-------- Entries supplied --------
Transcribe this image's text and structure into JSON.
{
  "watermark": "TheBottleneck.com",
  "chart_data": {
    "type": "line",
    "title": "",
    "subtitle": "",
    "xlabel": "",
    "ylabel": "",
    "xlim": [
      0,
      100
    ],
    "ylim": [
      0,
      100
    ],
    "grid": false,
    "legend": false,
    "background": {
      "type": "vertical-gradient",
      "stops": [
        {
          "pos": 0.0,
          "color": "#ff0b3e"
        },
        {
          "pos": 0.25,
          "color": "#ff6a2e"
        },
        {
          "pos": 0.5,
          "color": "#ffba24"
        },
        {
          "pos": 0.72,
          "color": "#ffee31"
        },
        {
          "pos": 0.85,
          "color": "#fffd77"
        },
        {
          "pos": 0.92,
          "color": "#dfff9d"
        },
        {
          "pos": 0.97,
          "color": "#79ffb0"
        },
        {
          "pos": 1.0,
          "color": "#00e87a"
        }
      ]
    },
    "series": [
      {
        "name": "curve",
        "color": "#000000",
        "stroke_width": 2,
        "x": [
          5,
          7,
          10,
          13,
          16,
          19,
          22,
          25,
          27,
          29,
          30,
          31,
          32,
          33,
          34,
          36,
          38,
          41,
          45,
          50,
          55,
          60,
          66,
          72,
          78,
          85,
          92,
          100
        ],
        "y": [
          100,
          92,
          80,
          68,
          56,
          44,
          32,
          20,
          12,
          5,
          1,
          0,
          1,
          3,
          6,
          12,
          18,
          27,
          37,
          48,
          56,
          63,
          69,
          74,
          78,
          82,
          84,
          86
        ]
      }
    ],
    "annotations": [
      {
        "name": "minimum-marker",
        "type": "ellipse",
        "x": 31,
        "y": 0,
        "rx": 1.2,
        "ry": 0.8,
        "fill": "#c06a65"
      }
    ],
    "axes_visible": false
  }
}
--------
Problem
Write out the records above again, keeping each one identical to the original.

Finished exercise
Transcribe this image's text and structure into JSON.
{
  "watermark": "TheBottleneck.com",
  "chart_data": {
    "type": "line",
    "title": "",
    "subtitle": "",
    "xlabel": "",
    "ylabel": "",
    "xlim": [
      0,
      100
    ],
    "ylim": [
      0,
      100
    ],
    "grid": false,
    "legend": false,
    "background": {
      "type": "vertical-gradient",
      "stops": [
        {
          "pos": 0.0,
          "color": "#ff0b3e"
        },
        {
          "pos": 0.25,
          "color": "#ff6a2e"
        },
        {
          "pos": 0.5,
          "color": "#ffba24"
        },
        {
          "pos": 0.72,
          "color": "#ffee31"
        },
        {
          "pos": 0.85,
          "color": "#fffd77"
        },
        {
          "pos": 0.92,
          "color": "#dfff9d"
        },
        {
          "pos": 0.97,
          "color": "#79ffb0"
        },
        {
          "pos": 1.0,
          "color": "#00e87a"
        }
      ]
    },
    "series": [
      {
        "name": "curve",
        "color": "#000000",
        "stroke_width": 2,
        "x": [
          5,
          7,
          10,
          13,
          16,
          19,
          22,
          25,
          27,
          29,
          30,
          31,
          32,
          33,
          34,
          36,
          38,
          41,
          45,
          50,
          55,
          60,
          66,
          72,
          78,
          85,
          92,
          100
        ],
        "y": [
          100,
          92,
          80,
          68,
          56,
          44,
          32,
          20,
          12,
          5,
          1,
          0,
          1,
          3,
          6,
          12,
          18,
          27,
          37,
          48,
          56,
          63,
          69,
          74,
          78,
          82,
          84,
          86
        ]
      }
    ],
    "annotations": [
      {
        "name": "minimum-marker",
        "type": "ellipse",
        "x": 31,
        "y": 0,
        "rx": 1.2,
        "ry": 0.8,
        "fill": "#c06a65"
      }
    ],
    "axes_visible": false
  }
}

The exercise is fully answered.